> _WHAT TO DO_:
(a) Revise the post on spaced education from "The authors of" up to and including "in the future.", swapping "Third year" for "Fourth year".
(b) In the post on spaced education, why does the writer like the described study and its design? Answer in one to three sentences.
(c) According to the post on spaced education, over what period did the students receive the emails?

> _PAGE EXCERPT_:
[Start of section]

One of the things that I want to explore on this blog are the techniques that have been particularly successful in medical education and CME. In 2007, a study was published in Medical Education, that I find particularly interesting (Medical Education, 2007, 41(1):23-31.)
The paper looked at the effect of "spaced education" which has been a consistently strong way to deliver education and training. Spaced education is simply education that's delivered over time. Instead of an hour of straight learning, you might have 10 minutes of learning once a day for six days. Spaced education is powerful, results of studies over may decades have shown that spaced education is more efficient, and it's more effective than "massed" learning. It's perfect for the tools we have available today, such as email and mobile technology.
The authors of the study used a pretty simple intervention. Third year medical students, in a one week urology rotation, were sent 10 - 13 emails with multiple choice questions or simple cases related to their urology learning objectives. . They got the emails over a period of up to 11 months. At the end of the academic year, they took a test on the content.
The students who had received the spaced education did significantly better on the test, and the strongest effects were up to 11 months after the intervention.
I like this study and its simple design - it used a powerful, and tested, learning technique and paired it with a ubiquitous tool (email), to get a strong outcome. I think we're likely to see more spaced educational interventions in the future.

[End of section]

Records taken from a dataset

[Start of section]

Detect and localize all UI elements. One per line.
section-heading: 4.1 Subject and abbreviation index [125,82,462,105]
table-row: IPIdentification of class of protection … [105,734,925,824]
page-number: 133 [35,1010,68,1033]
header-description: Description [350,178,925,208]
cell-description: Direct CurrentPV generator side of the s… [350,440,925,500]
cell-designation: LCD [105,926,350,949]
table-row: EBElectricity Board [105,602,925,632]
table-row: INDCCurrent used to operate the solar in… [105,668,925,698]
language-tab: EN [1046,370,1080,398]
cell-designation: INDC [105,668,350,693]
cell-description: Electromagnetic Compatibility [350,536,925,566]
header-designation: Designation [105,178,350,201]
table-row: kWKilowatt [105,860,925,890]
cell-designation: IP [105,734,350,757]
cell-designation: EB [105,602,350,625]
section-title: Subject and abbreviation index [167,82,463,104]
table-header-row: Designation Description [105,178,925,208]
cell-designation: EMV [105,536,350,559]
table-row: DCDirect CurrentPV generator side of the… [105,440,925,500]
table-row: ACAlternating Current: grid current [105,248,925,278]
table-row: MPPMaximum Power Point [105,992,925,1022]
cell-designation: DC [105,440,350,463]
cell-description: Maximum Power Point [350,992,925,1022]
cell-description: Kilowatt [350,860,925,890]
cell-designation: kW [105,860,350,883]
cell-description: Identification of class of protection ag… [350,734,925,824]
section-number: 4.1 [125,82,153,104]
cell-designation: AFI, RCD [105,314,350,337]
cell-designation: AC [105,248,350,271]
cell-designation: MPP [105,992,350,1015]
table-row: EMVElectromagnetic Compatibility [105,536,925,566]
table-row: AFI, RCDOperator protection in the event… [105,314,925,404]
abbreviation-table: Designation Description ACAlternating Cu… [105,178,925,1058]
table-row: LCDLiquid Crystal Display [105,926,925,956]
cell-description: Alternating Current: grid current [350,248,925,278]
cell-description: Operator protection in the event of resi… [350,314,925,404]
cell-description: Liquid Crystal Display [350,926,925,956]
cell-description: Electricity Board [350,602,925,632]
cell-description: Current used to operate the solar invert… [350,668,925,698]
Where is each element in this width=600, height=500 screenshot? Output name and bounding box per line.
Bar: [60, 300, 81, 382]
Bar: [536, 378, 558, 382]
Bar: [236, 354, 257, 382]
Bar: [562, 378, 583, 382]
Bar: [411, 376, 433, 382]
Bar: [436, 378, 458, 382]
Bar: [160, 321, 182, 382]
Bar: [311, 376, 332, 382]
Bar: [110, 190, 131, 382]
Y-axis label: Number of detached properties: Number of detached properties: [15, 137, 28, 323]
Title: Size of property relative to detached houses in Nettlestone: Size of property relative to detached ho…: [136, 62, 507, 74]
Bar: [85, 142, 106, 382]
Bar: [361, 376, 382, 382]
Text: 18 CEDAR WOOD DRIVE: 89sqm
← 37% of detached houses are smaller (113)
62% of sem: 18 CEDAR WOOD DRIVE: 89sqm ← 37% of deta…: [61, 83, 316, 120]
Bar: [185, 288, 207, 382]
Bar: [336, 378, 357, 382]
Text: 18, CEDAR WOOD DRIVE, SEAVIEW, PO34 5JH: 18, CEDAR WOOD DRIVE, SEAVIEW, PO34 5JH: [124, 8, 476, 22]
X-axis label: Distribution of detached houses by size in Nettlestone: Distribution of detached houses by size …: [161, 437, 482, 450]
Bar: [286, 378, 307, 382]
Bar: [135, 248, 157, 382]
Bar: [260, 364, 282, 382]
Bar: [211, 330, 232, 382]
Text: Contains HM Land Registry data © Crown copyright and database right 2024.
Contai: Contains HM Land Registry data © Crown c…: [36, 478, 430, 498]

[End of section]

> _SOLUTIONS TO THE PROBLEMS_:
(a)
The authors of the study used a pretty simple intervention. Fourth year medical students, in a one week urology rotation, were sent 10 - 13 emails with multiple choice questions or simple cases related to their urology learning objectives. . They got the emails over a period of up to 11 months. At the end of the academic year, they took a test on the content.
The students who had received the spaced education did significantly better on the test, and the strongest effects were up to 11 months after the intervention.
I like this study and its simple design - it used a powerful, and tested, learning technique and paired it with a ubiquitous tool (email), to get a strong outcome. I think we're likely to see more spaced educational interventions in the future.

(b) The writer likes the study because it took a powerful, tested learning technique and paired it with a ubiquitous tool, email. That simple combination produced a strong outcome.

(c) They received the emails over a period of up to 11 months.